## start Provided entries

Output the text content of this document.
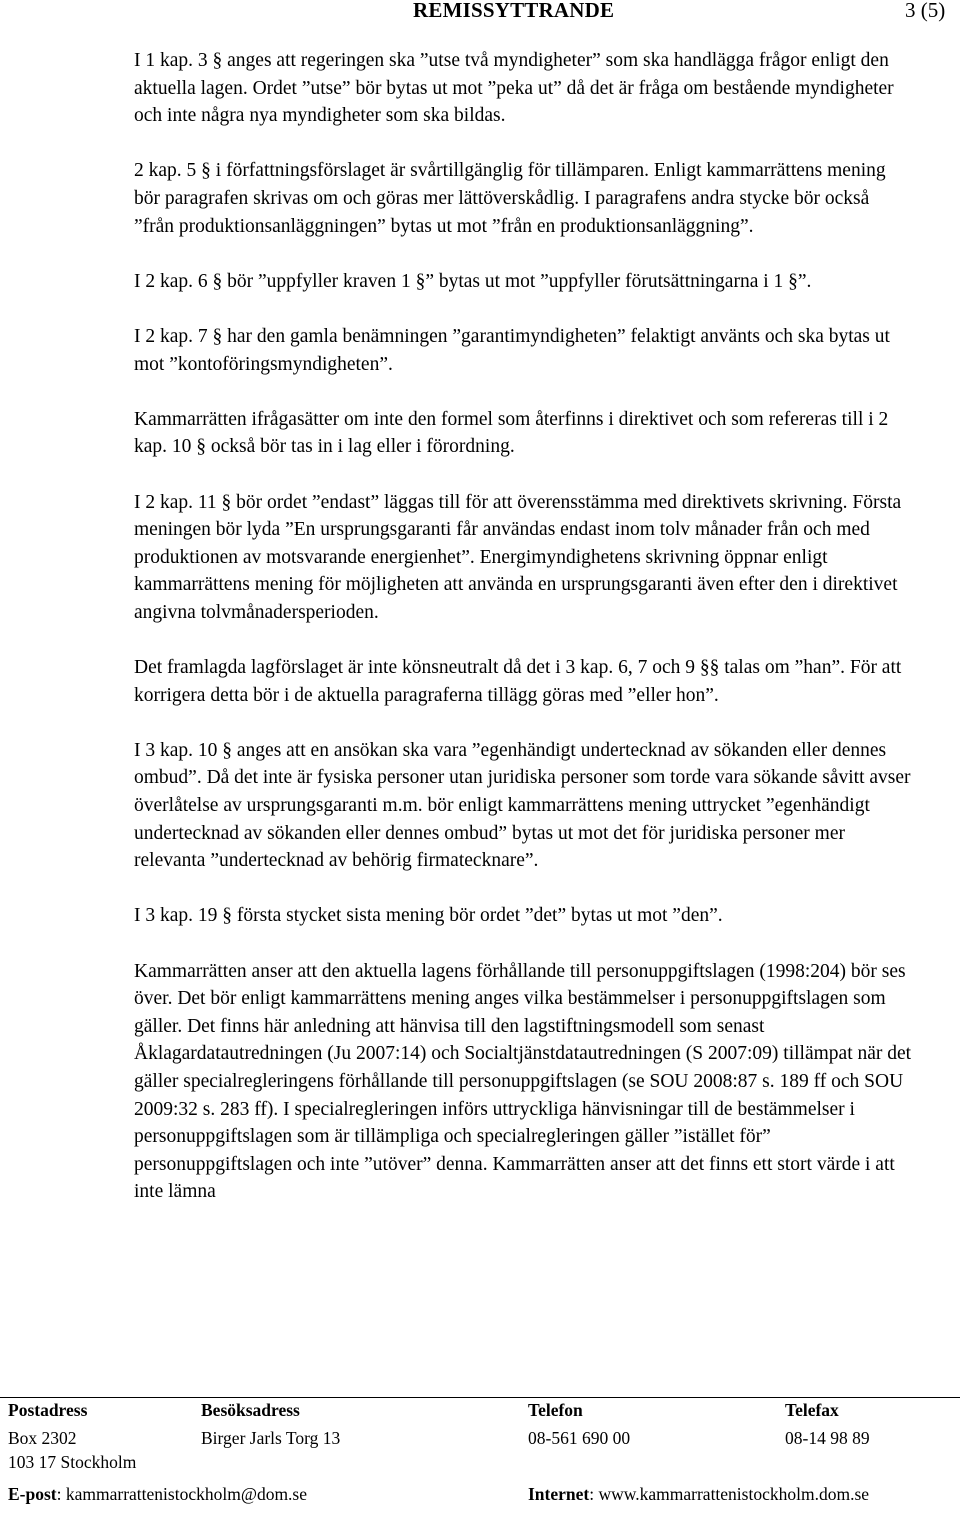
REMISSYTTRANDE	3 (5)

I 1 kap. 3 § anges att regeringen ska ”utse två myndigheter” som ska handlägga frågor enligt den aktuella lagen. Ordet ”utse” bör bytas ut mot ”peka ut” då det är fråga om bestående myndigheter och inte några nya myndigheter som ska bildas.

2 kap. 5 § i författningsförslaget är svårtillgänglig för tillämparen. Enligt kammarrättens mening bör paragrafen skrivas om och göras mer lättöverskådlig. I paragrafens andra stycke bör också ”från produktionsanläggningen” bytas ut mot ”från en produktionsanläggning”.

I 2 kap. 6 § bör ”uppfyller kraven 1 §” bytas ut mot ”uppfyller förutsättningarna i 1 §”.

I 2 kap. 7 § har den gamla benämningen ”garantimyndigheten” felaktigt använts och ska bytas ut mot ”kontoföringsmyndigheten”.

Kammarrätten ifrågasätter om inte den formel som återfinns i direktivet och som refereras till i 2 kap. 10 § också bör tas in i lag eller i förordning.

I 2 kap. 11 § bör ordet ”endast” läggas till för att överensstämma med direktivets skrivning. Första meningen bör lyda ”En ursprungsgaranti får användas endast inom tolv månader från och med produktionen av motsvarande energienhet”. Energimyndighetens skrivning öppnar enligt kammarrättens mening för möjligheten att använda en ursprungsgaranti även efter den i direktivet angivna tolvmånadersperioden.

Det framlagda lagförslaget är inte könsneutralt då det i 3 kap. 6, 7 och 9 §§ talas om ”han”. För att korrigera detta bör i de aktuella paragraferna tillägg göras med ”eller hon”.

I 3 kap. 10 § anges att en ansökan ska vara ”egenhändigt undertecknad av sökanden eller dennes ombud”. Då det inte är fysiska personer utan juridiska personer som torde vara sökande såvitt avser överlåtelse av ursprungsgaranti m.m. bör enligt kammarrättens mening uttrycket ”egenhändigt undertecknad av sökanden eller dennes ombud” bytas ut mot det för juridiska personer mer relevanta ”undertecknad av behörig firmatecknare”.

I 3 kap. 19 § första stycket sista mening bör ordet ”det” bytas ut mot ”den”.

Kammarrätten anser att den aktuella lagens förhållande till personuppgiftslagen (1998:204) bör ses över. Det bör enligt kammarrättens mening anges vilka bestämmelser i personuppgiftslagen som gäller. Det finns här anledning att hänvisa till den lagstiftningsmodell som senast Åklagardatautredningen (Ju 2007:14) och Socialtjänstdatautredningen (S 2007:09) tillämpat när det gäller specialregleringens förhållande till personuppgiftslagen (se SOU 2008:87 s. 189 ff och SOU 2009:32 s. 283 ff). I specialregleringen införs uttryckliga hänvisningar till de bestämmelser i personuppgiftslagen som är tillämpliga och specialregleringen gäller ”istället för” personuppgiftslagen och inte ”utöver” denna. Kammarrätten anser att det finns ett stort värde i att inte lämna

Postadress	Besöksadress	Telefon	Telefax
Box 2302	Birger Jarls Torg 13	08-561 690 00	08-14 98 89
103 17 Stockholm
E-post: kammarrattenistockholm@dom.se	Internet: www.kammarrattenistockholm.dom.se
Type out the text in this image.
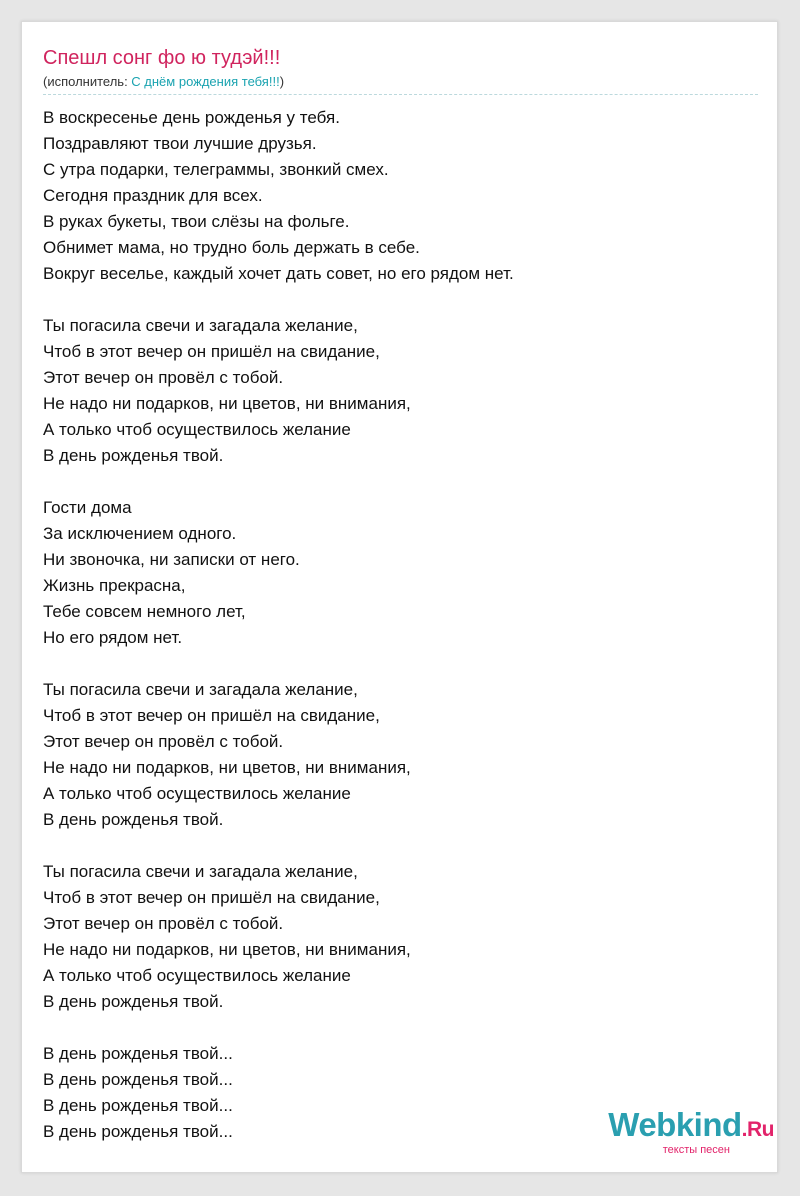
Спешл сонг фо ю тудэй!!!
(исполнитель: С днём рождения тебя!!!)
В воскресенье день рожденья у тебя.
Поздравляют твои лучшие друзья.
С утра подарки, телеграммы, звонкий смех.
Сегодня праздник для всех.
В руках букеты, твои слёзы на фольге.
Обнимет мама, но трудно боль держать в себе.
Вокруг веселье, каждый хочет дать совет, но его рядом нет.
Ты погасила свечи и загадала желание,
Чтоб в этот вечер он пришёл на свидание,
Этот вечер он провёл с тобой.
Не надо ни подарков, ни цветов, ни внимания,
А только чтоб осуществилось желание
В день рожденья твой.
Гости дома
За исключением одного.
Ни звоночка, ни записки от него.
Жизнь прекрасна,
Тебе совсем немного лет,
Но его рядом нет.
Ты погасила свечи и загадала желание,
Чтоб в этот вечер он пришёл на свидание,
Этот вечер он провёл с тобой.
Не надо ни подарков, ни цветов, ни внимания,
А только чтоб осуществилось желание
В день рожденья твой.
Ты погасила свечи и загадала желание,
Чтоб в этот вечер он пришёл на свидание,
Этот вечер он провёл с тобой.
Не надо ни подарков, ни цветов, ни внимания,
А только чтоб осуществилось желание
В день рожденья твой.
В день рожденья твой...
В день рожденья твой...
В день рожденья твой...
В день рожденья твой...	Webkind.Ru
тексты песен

## end Provided entries

Leave out the pictures and transcribe the entries above exactly.

Output for this exercise
Output the text content of this document.
REMISSYTTRANDE	3 (5)

I 1 kap. 3 § anges att regeringen ska ”utse två myndigheter” som ska handlägga frågor enligt den aktuella lagen. Ordet ”utse” bör bytas ut mot ”peka ut” då det är fråga om bestående myndigheter och inte några nya myndigheter som ska bildas.

2 kap. 5 § i författningsförslaget är svårtillgänglig för tillämparen. Enligt kammarrättens mening bör paragrafen skrivas om och göras mer lättöverskådlig. I paragrafens andra stycke bör också ”från produktionsanläggningen” bytas ut mot ”från en produktionsanläggning”.

I 2 kap. 6 § bör ”uppfyller kraven 1 §” bytas ut mot ”uppfyller förutsättningarna i 1 §”.

I 2 kap. 7 § har den gamla benämningen ”garantimyndigheten” felaktigt använts och ska bytas ut mot ”kontoföringsmyndigheten”.

Kammarrätten ifrågasätter om inte den formel som återfinns i direktivet och som refereras till i 2 kap. 10 § också bör tas in i lag eller i förordning.

I 2 kap. 11 § bör ordet ”endast” läggas till för att överensstämma med direktivets skrivning. Första meningen bör lyda ”En ursprungsgaranti får användas endast inom tolv månader från och med produktionen av motsvarande energienhet”. Energimyndighetens skrivning öppnar enligt kammarrättens mening för möjligheten att använda en ursprungsgaranti även efter den i direktivet angivna tolvmånadersperioden.

Det framlagda lagförslaget är inte könsneutralt då det i 3 kap. 6, 7 och 9 §§ talas om ”han”. För att korrigera detta bör i de aktuella paragraferna tillägg göras med ”eller hon”.

I 3 kap. 10 § anges att en ansökan ska vara ”egenhändigt undertecknad av sökanden eller dennes ombud”. Då det inte är fysiska personer utan juridiska personer som torde vara sökande såvitt avser överlåtelse av ursprungsgaranti m.m. bör enligt kammarrättens mening uttrycket ”egenhändigt undertecknad av sökanden eller dennes ombud” bytas ut mot det för juridiska personer mer relevanta ”undertecknad av behörig firmatecknare”.

I 3 kap. 19 § första stycket sista mening bör ordet ”det” bytas ut mot ”den”.

Kammarrätten anser att den aktuella lagens förhållande till personuppgiftslagen (1998:204) bör ses över. Det bör enligt kammarrättens mening anges vilka bestämmelser i personuppgiftslagen som gäller. Det finns här anledning att hänvisa till den lagstiftningsmodell som senast Åklagardatautredningen (Ju 2007:14) och Socialtjänstdatautredningen (S 2007:09) tillämpat när det gäller specialregleringens förhållande till personuppgiftslagen (se SOU 2008:87 s. 189 ff och SOU 2009:32 s. 283 ff). I specialregleringen införs uttryckliga hänvisningar till de bestämmelser i personuppgiftslagen som är tillämpliga och specialregleringen gäller ”istället för” personuppgiftslagen och inte ”utöver” denna. Kammarrätten anser att det finns ett stort värde i att inte lämna

Postadress	Besöksadress	Telefon	Telefax
Box 2302	Birger Jarls Torg 13	08-561 690 00	08-14 98 89
103 17 Stockholm
E-post: kammarrattenistockholm@dom.se	Internet: www.kammarrattenistockholm.dom.se
Type out the text in this image.
Спешл сонг фо ю тудэй!!!
(исполнитель: С днём рождения тебя!!!)
В воскресенье день рожденья у тебя.
Поздравляют твои лучшие друзья.
С утра подарки, телеграммы, звонкий смех.
Сегодня праздник для всех.
В руках букеты, твои слёзы на фольге.
Обнимет мама, но трудно боль держать в себе.
Вокруг веселье, каждый хочет дать совет, но его рядом нет.
Ты погасила свечи и загадала желание,
Чтоб в этот вечер он пришёл на свидание,
Этот вечер он провёл с тобой.
Не надо ни подарков, ни цветов, ни внимания,
А только чтоб осуществилось желание
В день рожденья твой.
Гости дома
За исключением одного.
Ни звоночка, ни записки от него.
Жизнь прекрасна,
Тебе совсем немного лет,
Но его рядом нет.
Ты погасила свечи и загадала желание,
Чтоб в этот вечер он пришёл на свидание,
Этот вечер он провёл с тобой.
Не надо ни подарков, ни цветов, ни внимания,
А только чтоб осуществилось желание
В день рожденья твой.
Ты погасила свечи и загадала желание,
Чтоб в этот вечер он пришёл на свидание,
Этот вечер он провёл с тобой.
Не надо ни подарков, ни цветов, ни внимания,
А только чтоб осуществилось желание
В день рожденья твой.
В день рожденья твой...
В день рожденья твой...
В день рожденья твой...
В день рожденья твой...	Webkind.Ru
тексты песен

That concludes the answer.